»»

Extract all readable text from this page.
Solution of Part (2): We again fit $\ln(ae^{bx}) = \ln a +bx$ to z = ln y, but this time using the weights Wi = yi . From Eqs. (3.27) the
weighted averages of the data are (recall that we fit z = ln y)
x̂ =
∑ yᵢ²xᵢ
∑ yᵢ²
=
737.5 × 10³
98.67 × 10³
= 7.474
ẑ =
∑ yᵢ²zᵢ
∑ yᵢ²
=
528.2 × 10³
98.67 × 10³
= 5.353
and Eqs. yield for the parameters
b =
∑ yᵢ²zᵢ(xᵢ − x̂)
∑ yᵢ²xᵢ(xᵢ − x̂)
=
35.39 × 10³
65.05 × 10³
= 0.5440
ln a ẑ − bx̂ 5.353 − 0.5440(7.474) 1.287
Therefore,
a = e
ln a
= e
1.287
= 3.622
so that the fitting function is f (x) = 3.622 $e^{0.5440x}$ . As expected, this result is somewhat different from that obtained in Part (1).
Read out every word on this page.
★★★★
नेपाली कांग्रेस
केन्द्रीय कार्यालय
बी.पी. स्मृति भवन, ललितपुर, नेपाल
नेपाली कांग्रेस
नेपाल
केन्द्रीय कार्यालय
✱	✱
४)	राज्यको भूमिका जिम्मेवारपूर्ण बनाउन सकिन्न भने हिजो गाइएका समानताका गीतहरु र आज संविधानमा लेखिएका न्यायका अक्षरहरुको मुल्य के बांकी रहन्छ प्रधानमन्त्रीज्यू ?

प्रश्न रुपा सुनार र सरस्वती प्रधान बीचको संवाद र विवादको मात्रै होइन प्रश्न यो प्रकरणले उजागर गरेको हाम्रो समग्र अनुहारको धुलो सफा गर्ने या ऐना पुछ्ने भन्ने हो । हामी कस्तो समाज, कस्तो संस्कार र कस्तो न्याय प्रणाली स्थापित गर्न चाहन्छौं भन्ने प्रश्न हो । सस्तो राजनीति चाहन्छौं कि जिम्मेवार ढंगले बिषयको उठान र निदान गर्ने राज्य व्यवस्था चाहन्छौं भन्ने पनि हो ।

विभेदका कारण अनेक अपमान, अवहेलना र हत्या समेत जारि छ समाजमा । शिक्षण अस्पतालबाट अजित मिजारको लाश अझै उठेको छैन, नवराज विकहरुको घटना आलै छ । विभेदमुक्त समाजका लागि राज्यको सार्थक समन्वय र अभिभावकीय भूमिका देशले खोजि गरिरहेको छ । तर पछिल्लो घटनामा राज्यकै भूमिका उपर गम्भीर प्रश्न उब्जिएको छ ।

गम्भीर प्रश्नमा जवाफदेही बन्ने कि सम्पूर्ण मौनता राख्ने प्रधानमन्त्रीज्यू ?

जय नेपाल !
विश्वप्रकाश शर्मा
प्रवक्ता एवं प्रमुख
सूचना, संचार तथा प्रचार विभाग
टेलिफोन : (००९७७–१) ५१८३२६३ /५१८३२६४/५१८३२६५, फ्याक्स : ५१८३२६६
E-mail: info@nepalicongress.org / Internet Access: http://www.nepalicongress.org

««

### REQUEST
Tally the lines above containing "page". Answer with the count only.

### FINISHED EXERCISE
2